> _What the task requires_
Within the material below, find each line bearing the word "Growth" and present it.

** start Dataset excerpts **

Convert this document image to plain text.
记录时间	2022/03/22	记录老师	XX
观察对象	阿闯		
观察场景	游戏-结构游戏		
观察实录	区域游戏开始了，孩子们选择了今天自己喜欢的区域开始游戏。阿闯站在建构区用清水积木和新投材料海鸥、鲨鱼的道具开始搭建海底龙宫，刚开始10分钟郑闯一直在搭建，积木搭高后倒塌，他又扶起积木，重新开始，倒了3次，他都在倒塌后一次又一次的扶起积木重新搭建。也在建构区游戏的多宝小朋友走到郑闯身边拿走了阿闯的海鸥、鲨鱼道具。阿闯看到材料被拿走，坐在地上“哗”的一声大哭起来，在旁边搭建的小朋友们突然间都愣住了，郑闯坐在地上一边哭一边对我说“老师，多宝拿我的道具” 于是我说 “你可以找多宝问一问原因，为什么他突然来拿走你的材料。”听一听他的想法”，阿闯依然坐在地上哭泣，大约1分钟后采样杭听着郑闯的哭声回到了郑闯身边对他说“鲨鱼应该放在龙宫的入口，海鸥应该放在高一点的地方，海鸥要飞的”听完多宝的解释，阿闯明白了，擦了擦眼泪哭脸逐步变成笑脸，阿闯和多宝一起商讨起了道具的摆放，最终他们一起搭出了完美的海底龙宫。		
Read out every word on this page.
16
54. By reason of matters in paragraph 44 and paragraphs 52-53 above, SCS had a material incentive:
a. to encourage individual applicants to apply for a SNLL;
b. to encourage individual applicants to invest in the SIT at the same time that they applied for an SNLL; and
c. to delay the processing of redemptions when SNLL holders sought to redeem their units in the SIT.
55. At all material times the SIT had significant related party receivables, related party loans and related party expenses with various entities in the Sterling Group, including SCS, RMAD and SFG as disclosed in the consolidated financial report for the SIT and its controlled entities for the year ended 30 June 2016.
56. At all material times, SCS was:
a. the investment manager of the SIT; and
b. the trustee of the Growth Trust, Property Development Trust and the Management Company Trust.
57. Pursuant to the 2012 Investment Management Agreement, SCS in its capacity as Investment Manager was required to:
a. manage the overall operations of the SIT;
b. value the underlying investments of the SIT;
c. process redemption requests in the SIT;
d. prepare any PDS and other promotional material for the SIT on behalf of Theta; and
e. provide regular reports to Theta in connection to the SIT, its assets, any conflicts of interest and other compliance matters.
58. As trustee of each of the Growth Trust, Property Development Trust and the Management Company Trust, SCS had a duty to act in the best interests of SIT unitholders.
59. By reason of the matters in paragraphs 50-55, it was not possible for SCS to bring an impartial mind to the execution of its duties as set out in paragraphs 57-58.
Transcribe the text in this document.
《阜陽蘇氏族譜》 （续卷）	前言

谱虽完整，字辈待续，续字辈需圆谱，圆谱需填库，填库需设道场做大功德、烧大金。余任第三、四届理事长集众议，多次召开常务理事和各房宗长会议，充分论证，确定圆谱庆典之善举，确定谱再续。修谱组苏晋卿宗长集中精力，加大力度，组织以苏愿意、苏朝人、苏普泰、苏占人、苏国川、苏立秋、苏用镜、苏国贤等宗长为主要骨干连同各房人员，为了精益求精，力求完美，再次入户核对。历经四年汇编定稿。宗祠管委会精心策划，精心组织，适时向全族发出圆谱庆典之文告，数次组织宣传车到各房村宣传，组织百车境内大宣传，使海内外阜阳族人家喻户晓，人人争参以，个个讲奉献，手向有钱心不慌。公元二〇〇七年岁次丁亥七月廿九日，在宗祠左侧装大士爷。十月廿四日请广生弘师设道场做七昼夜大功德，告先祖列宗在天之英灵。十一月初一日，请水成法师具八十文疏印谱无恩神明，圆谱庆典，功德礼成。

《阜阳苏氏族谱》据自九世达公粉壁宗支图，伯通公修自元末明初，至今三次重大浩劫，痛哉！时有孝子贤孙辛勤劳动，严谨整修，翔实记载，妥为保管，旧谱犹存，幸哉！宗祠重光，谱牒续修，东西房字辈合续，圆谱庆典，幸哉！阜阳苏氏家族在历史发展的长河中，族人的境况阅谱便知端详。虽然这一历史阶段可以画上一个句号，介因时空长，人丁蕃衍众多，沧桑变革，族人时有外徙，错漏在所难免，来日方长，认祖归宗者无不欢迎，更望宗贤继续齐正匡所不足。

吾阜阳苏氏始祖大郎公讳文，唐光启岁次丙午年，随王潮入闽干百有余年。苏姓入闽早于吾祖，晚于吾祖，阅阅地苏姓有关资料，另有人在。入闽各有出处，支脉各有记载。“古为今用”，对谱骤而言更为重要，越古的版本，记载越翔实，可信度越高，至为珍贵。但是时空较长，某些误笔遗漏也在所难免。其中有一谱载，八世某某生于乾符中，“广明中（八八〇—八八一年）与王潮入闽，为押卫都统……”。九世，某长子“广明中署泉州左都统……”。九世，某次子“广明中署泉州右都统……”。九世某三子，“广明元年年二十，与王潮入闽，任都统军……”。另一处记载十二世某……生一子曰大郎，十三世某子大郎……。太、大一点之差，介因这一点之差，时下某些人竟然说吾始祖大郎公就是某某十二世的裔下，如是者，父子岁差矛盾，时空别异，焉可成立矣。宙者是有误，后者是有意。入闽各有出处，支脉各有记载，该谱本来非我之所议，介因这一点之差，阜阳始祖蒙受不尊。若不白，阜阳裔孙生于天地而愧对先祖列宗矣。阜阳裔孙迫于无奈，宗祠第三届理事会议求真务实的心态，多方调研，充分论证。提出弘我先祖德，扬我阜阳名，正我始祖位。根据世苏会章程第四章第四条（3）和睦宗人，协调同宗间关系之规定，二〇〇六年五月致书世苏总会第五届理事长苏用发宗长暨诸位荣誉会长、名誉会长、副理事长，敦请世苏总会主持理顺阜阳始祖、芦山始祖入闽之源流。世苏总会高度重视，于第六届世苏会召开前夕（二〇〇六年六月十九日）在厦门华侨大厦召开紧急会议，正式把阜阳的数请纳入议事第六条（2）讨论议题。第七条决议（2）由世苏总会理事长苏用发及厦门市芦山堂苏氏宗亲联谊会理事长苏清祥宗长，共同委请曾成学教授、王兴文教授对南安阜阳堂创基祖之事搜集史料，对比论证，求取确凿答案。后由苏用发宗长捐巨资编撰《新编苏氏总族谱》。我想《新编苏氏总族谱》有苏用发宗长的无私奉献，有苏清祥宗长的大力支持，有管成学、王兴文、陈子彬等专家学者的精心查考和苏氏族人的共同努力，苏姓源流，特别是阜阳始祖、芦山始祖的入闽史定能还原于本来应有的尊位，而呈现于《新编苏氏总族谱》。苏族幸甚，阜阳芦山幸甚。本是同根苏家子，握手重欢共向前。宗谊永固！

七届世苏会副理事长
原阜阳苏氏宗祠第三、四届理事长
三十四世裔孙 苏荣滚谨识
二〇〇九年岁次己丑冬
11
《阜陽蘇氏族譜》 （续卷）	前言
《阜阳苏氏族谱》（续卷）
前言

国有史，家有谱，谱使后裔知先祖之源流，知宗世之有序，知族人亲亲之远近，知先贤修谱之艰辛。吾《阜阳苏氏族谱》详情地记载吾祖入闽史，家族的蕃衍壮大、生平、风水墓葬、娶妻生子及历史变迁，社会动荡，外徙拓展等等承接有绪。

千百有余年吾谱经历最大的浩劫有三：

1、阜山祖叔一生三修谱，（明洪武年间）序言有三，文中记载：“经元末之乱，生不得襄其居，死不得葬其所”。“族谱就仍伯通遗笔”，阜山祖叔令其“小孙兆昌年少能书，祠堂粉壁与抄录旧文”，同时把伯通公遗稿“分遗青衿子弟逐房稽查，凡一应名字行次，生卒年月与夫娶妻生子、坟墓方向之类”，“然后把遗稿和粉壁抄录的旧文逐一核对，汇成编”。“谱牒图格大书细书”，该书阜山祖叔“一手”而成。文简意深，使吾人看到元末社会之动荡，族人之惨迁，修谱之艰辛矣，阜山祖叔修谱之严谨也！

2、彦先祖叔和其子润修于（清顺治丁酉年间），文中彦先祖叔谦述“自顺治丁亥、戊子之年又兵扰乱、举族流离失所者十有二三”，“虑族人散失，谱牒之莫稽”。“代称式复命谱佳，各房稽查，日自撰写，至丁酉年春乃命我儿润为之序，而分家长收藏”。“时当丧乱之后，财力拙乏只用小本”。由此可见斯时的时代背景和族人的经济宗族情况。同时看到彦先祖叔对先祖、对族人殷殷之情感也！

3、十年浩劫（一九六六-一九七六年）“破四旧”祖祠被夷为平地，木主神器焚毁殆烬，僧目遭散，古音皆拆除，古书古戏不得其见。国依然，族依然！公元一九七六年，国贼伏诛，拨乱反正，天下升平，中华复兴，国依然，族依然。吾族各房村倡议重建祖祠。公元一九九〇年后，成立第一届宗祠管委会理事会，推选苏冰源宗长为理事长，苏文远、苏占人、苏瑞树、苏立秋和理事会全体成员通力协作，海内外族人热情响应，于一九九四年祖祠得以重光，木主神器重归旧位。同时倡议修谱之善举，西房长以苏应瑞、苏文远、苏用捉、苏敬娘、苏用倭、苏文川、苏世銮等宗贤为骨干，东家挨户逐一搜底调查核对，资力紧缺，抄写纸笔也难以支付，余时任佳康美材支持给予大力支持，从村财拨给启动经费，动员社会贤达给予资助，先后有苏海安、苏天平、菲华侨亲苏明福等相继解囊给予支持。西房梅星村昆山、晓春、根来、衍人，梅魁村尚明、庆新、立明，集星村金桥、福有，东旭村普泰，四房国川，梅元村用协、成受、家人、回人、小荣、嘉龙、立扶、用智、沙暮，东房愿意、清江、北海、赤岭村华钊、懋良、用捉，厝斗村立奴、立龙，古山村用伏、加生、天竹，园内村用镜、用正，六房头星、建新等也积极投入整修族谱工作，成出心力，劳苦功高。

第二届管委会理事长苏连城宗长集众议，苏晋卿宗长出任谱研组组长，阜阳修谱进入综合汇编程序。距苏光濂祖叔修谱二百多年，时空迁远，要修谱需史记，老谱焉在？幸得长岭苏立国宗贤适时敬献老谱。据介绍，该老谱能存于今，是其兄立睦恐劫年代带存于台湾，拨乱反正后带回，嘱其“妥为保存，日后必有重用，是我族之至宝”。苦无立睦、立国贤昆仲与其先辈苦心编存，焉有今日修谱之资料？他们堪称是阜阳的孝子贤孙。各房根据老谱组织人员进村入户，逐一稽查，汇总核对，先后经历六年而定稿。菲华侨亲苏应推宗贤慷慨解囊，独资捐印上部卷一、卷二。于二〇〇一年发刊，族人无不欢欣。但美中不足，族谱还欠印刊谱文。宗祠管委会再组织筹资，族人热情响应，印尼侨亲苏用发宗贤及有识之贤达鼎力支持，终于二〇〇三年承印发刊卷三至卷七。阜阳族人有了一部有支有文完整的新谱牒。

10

** end Dataset excerpts **

> _Full response_
b. the trustee of the Growth Trust, Property Development Trust and the Management Company Trust.
58. As trustee of each of the Growth Trust, Property Development Trust and the Management Company Trust, SCS had a duty to act in the best interests of SIT unitholders.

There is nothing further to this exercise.